— start Provided data —

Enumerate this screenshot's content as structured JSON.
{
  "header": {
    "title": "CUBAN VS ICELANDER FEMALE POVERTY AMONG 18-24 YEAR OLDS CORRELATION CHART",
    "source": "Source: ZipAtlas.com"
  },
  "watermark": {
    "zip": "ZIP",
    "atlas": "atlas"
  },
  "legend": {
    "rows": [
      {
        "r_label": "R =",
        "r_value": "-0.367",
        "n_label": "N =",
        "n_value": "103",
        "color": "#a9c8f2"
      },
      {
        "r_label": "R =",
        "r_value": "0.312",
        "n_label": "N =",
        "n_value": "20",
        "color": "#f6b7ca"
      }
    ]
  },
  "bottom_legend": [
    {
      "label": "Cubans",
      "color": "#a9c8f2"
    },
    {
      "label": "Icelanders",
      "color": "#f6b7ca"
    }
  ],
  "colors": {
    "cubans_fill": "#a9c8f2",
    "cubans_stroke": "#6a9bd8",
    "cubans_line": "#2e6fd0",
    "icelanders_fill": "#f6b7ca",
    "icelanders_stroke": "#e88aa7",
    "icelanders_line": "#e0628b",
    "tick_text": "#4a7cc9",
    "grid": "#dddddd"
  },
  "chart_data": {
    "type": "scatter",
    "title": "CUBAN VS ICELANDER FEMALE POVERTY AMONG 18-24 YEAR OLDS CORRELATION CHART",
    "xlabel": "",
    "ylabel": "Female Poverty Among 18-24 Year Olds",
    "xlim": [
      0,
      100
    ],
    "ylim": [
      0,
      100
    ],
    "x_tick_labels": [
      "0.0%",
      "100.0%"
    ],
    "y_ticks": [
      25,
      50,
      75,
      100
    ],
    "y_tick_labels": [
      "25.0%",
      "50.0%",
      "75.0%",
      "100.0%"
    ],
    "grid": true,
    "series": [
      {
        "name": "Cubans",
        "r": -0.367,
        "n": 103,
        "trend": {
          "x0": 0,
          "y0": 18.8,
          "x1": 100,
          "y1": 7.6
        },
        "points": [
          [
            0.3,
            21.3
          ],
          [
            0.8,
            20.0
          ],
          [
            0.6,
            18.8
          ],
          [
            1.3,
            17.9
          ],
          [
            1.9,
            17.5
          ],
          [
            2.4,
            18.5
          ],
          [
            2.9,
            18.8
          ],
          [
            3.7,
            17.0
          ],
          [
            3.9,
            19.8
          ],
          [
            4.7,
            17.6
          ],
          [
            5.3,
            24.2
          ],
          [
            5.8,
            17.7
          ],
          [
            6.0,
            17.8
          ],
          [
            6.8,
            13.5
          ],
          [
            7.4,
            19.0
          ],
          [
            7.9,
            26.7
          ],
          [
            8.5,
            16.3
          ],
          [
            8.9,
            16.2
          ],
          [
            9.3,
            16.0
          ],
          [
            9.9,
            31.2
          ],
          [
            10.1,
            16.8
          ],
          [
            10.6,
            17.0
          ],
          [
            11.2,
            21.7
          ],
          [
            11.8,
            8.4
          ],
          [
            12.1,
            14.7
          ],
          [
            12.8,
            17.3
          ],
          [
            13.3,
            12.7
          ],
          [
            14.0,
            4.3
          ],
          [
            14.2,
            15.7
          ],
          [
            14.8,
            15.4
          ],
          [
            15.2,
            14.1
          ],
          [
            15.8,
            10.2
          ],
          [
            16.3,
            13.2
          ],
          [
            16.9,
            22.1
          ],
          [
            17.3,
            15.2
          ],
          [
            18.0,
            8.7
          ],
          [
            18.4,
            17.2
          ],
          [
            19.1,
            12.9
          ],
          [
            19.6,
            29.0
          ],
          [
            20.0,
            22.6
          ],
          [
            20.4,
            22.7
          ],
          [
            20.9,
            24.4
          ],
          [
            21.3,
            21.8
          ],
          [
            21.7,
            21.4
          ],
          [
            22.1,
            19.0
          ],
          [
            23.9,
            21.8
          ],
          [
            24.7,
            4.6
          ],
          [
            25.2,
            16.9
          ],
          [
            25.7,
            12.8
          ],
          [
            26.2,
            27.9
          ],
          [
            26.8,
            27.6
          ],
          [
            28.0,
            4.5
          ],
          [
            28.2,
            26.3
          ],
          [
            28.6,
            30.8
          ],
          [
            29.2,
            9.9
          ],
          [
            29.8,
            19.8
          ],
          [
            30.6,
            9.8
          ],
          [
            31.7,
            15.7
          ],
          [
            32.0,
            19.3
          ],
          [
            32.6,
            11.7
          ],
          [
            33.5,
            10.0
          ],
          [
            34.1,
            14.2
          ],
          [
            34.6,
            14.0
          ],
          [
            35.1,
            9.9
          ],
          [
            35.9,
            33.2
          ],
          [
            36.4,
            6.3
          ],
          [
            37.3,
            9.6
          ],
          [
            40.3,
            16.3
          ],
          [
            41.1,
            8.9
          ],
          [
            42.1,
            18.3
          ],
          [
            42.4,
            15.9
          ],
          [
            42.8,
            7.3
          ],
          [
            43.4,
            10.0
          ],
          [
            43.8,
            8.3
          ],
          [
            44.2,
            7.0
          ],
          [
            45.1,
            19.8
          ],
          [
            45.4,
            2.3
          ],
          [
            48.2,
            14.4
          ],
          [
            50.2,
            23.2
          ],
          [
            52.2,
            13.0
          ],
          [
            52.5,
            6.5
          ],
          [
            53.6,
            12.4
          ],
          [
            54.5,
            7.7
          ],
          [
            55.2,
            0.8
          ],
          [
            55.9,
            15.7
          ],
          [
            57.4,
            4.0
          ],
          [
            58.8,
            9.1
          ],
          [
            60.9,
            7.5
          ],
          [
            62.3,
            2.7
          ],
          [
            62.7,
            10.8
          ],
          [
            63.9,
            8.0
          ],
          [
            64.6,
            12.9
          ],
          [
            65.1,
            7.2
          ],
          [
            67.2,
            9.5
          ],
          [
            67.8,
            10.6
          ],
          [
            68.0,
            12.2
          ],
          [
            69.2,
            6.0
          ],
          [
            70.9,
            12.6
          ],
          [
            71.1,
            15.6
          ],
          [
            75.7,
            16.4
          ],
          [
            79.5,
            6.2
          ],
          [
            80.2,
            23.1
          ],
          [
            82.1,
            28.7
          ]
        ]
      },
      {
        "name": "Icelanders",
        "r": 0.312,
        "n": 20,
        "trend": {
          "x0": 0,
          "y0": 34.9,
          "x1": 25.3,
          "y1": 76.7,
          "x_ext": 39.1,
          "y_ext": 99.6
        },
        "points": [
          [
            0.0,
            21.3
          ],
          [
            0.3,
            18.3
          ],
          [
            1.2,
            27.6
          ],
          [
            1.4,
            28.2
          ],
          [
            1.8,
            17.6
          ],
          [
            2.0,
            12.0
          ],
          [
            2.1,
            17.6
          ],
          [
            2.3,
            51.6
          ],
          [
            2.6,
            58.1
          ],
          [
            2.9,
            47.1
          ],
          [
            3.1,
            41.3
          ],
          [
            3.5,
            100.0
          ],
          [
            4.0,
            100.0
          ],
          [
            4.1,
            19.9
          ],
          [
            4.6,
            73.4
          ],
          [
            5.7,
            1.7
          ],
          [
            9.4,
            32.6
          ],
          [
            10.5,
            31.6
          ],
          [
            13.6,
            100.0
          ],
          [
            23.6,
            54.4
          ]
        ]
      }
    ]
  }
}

— end Provided data —

(Task statement) The entries above must be returned in full, exactly as shown.

(Exercise answer)
Enumerate this screenshot's content as structured JSON.
{
  "header": {
    "title": "CUBAN VS ICELANDER FEMALE POVERTY AMONG 18-24 YEAR OLDS CORRELATION CHART",
    "source": "Source: ZipAtlas.com"
  },
  "watermark": {
    "zip": "ZIP",
    "atlas": "atlas"
  },
  "legend": {
    "rows": [
      {
        "r_label": "R =",
        "r_value": "-0.367",
        "n_label": "N =",
        "n_value": "103",
        "color": "#a9c8f2"
      },
      {
        "r_label": "R =",
        "r_value": "0.312",
        "n_label": "N =",
        "n_value": "20",
        "color": "#f6b7ca"
      }
    ]
  },
  "bottom_legend": [
    {
      "label": "Cubans",
      "color": "#a9c8f2"
    },
    {
      "label": "Icelanders",
      "color": "#f6b7ca"
    }
  ],
  "colors": {
    "cubans_fill": "#a9c8f2",
    "cubans_stroke": "#6a9bd8",
    "cubans_line": "#2e6fd0",
    "icelanders_fill": "#f6b7ca",
    "icelanders_stroke": "#e88aa7",
    "icelanders_line": "#e0628b",
    "tick_text": "#4a7cc9",
    "grid": "#dddddd"
  },
  "chart_data": {
    "type": "scatter",
    "title": "CUBAN VS ICELANDER FEMALE POVERTY AMONG 18-24 YEAR OLDS CORRELATION CHART",
    "xlabel": "",
    "ylabel": "Female Poverty Among 18-24 Year Olds",
    "xlim": [
      0,
      100
    ],
    "ylim": [
      0,
      100
    ],
    "x_tick_labels": [
      "0.0%",
      "100.0%"
    ],
    "y_ticks": [
      25,
      50,
      75,
      100
    ],
    "y_tick_labels": [
      "25.0%",
      "50.0%",
      "75.0%",
      "100.0%"
    ],
    "grid": true,
    "series": [
      {
        "name": "Cubans",
        "r": -0.367,
        "n": 103,
        "trend": {
          "x0": 0,
          "y0": 18.8,
          "x1": 100,
          "y1": 7.6
        },
        "points": [
          [
            0.3,
            21.3
          ],
          [
            0.8,
            20.0
          ],
          [
            0.6,
            18.8
          ],
          [
            1.3,
            17.9
          ],
          [
            1.9,
            17.5
          ],
          [
            2.4,
            18.5
          ],
          [
            2.9,
            18.8
          ],
          [
            3.7,
            17.0
          ],
          [
            3.9,
            19.8
          ],
          [
            4.7,
            17.6
          ],
          [
            5.3,
            24.2
          ],
          [
            5.8,
            17.7
          ],
          [
            6.0,
            17.8
          ],
          [
            6.8,
            13.5
          ],
          [
            7.4,
            19.0
          ],
          [
            7.9,
            26.7
          ],
          [
            8.5,
            16.3
          ],
          [
            8.9,
            16.2
          ],
          [
            9.3,
            16.0
          ],
          [
            9.9,
            31.2
          ],
          [
            10.1,
            16.8
          ],
          [
            10.6,
            17.0
          ],
          [
            11.2,
            21.7
          ],
          [
            11.8,
            8.4
          ],
          [
            12.1,
            14.7
          ],
          [
            12.8,
            17.3
          ],
          [
            13.3,
            12.7
          ],
          [
            14.0,
            4.3
          ],
          [
            14.2,
            15.7
          ],
          [
            14.8,
            15.4
          ],
          [
            15.2,
            14.1
          ],
          [
            15.8,
            10.2
          ],
          [
            16.3,
            13.2
          ],
          [
            16.9,
            22.1
          ],
          [
            17.3,
            15.2
          ],
          [
            18.0,
            8.7
          ],
          [
            18.4,
            17.2
          ],
          [
            19.1,
            12.9
          ],
          [
            19.6,
            29.0
          ],
          [
            20.0,
            22.6
          ],
          [
            20.4,
            22.7
          ],
          [
            20.9,
            24.4
          ],
          [
            21.3,
            21.8
          ],
          [
            21.7,
            21.4
          ],
          [
            22.1,
            19.0
          ],
          [
            23.9,
            21.8
          ],
          [
            24.7,
            4.6
          ],
          [
            25.2,
            16.9
          ],
          [
            25.7,
            12.8
          ],
          [
            26.2,
            27.9
          ],
          [
            26.8,
            27.6
          ],
          [
            28.0,
            4.5
          ],
          [
            28.2,
            26.3
          ],
          [
            28.6,
            30.8
          ],
          [
            29.2,
            9.9
          ],
          [
            29.8,
            19.8
          ],
          [
            30.6,
            9.8
          ],
          [
            31.7,
            15.7
          ],
          [
            32.0,
            19.3
          ],
          [
            32.6,
            11.7
          ],
          [
            33.5,
            10.0
          ],
          [
            34.1,
            14.2
          ],
          [
            34.6,
            14.0
          ],
          [
            35.1,
            9.9
          ],
          [
            35.9,
            33.2
          ],
          [
            36.4,
            6.3
          ],
          [
            37.3,
            9.6
          ],
          [
            40.3,
            16.3
          ],
          [
            41.1,
            8.9
          ],
          [
            42.1,
            18.3
          ],
          [
            42.4,
            15.9
          ],
          [
            42.8,
            7.3
          ],
          [
            43.4,
            10.0
          ],
          [
            43.8,
            8.3
          ],
          [
            44.2,
            7.0
          ],
          [
            45.1,
            19.8
          ],
          [
            45.4,
            2.3
          ],
          [
            48.2,
            14.4
          ],
          [
            50.2,
            23.2
          ],
          [
            52.2,
            13.0
          ],
          [
            52.5,
            6.5
          ],
          [
            53.6,
            12.4
          ],
          [
            54.5,
            7.7
          ],
          [
            55.2,
            0.8
          ],
          [
            55.9,
            15.7
          ],
          [
            57.4,
            4.0
          ],
          [
            58.8,
            9.1
          ],
          [
            60.9,
            7.5
          ],
          [
            62.3,
            2.7
          ],
          [
            62.7,
            10.8
          ],
          [
            63.9,
            8.0
          ],
          [
            64.6,
            12.9
          ],
          [
            65.1,
            7.2
          ],
          [
            67.2,
            9.5
          ],
          [
            67.8,
            10.6
          ],
          [
            68.0,
            12.2
          ],
          [
            69.2,
            6.0
          ],
          [
            70.9,
            12.6
          ],
          [
            71.1,
            15.6
          ],
          [
            75.7,
            16.4
          ],
          [
            79.5,
            6.2
          ],
          [
            80.2,
            23.1
          ],
          [
            82.1,
            28.7
          ]
        ]
      },
      {
        "name": "Icelanders",
        "r": 0.312,
        "n": 20,
        "trend": {
          "x0": 0,
          "y0": 34.9,
          "x1": 25.3,
          "y1": 76.7,
          "x_ext": 39.1,
          "y_ext": 99.6
        },
        "points": [
          [
            0.0,
            21.3
          ],
          [
            0.3,
            18.3
          ],
          [
            1.2,
            27.6
          ],
          [
            1.4,
            28.2
          ],
          [
            1.8,
            17.6
          ],
          [
            2.0,
            12.0
          ],
          [
            2.1,
            17.6
          ],
          [
            2.3,
            51.6
          ],
          [
            2.6,
            58.1
          ],
          [
            2.9,
            47.1
          ],
          [
            3.1,
            41.3
          ],
          [
            3.5,
            100.0
          ],
          [
            4.0,
            100.0
          ],
          [
            4.1,
            19.9
          ],
          [
            4.6,
            73.4
          ],
          [
            5.7,
            1.7
          ],
          [
            9.4,
            32.6
          ],
          [
            10.5,
            31.6
          ],
          [
            13.6,
            100.0
          ],
          [
            23.6,
            54.4
          ]
        ]
      }
    ]
  }
}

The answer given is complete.